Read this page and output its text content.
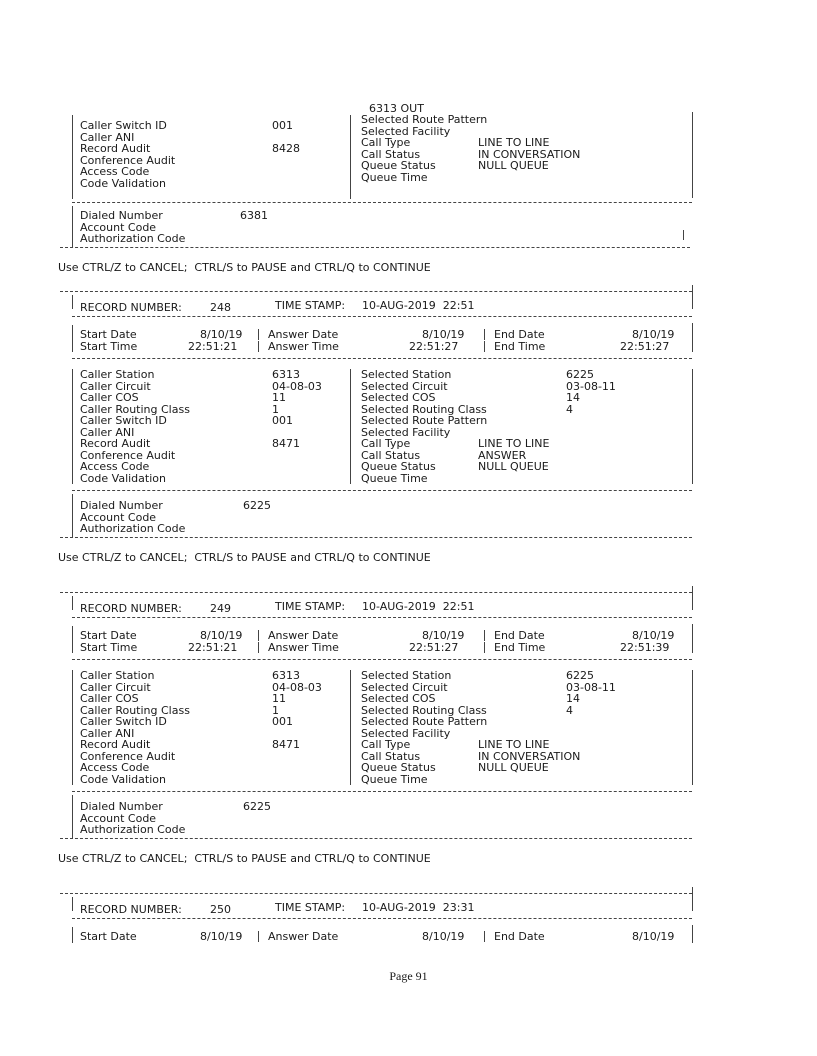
6313 OUT
Caller Switch ID	001
Caller ANI
Record Audit	8428
Conference Audit
Access Code
Code Validation
Selected Route Pattern
Selected Facility
Call Type	LINE TO LINE
Call Status	IN CONVERSATION
Queue Status	NULL QUEUE
Queue Time
Dialed Number	6381
Account Code
Authorization Code
Use CTRL/Z to CANCEL;  CTRL/S to PAUSE and CTRL/Q to CONTINUE
RECORD NUMBER:	248	TIME STAMP: 10-AUG-2019  22:51
Start Date	8/10/19 Answer Date	8/10/19	End Date	8/10/19
Start Time	22:51:21	Answer Time	22:51:27	End Time	22:51:27
Caller Station	6313
Caller Circuit	04-08-03
Caller COS	11
Caller Routing Class	1
Caller Switch ID	001
Caller ANI
Record Audit	8471
Conference Audit
Access Code
Code Validation
Selected Station	6225
Selected Circuit	03-08-11
Selected COS	14
Selected Routing Class	4
Selected Route Pattern
Selected Facility
Call Type	LINE TO LINE
Call Status	ANSWER
Queue Status	NULL QUEUE
Queue Time
Dialed Number	6225
Account Code
Authorization Code
Use CTRL/Z to CANCEL;  CTRL/S to PAUSE and CTRL/Q to CONTINUE
RECORD NUMBER:	249	TIME STAMP: 10-AUG-2019  22:51
Start Date	8/10/19 Answer Date	8/10/19	End Date	8/10/19
Start Time	22:51:21	Answer Time	22:51:27	End Time	22:51:39
Caller Station	6313
Caller Circuit	04-08-03
Caller COS	11
Caller Routing Class	1
Caller Switch ID	001
Caller ANI
Record Audit	8471
Conference Audit
Access Code
Code Validation
Selected Station	6225
Selected Circuit	03-08-11
Selected COS	14
Selected Routing Class	4
Selected Route Pattern
Selected Facility
Call Type	LINE TO LINE
Call Status	IN CONVERSATION
Queue Status	NULL QUEUE
Queue Time
Dialed Number	6225
Account Code
Authorization Code
Use CTRL/Z to CANCEL;  CTRL/S to PAUSE and CTRL/Q to CONTINUE
RECORD NUMBER:	250	TIME STAMP: 10-AUG-2019  23:31
Start Date	8/10/19 Answer Date	8/10/19	End Date	8/10/19
Page 91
--------------------------------------------------
◆ Task instructions
Excluding the pictures, reproduce every entry exactly as given.

◆ Final answer
Read this page and output its text content.
6313 OUT
Caller Switch ID	001
Caller ANI
Record Audit	8428
Conference Audit
Access Code
Code Validation
Selected Route Pattern
Selected Facility
Call Type	LINE TO LINE
Call Status	IN CONVERSATION
Queue Status	NULL QUEUE
Queue Time
Dialed Number	6381
Account Code
Authorization Code
Use CTRL/Z to CANCEL;  CTRL/S to PAUSE and CTRL/Q to CONTINUE
RECORD NUMBER:	248	TIME STAMP: 10-AUG-2019  22:51
Start Date	8/10/19 Answer Date	8/10/19	End Date	8/10/19
Start Time	22:51:21	Answer Time	22:51:27	End Time	22:51:27
Caller Station	6313
Caller Circuit	04-08-03
Caller COS	11
Caller Routing Class	1
Caller Switch ID	001
Caller ANI
Record Audit	8471
Conference Audit
Access Code
Code Validation
Selected Station	6225
Selected Circuit	03-08-11
Selected COS	14
Selected Routing Class	4
Selected Route Pattern
Selected Facility
Call Type	LINE TO LINE
Call Status	ANSWER
Queue Status	NULL QUEUE
Queue Time
Dialed Number	6225
Account Code
Authorization Code
Use CTRL/Z to CANCEL;  CTRL/S to PAUSE and CTRL/Q to CONTINUE
RECORD NUMBER:	249	TIME STAMP: 10-AUG-2019  22:51
Start Date	8/10/19 Answer Date	8/10/19	End Date	8/10/19
Start Time	22:51:21	Answer Time	22:51:27	End Time	22:51:39
Caller Station	6313
Caller Circuit	04-08-03
Caller COS	11
Caller Routing Class	1
Caller Switch ID	001
Caller ANI
Record Audit	8471
Conference Audit
Access Code
Code Validation
Selected Station	6225
Selected Circuit	03-08-11
Selected COS	14
Selected Routing Class	4
Selected Route Pattern
Selected Facility
Call Type	LINE TO LINE
Call Status	IN CONVERSATION
Queue Status	NULL QUEUE
Queue Time
Dialed Number	6225
Account Code
Authorization Code
Use CTRL/Z to CANCEL;  CTRL/S to PAUSE and CTRL/Q to CONTINUE
RECORD NUMBER:	250	TIME STAMP: 10-AUG-2019  23:31
Start Date	8/10/19 Answer Date	8/10/19	End Date	8/10/19
Page 91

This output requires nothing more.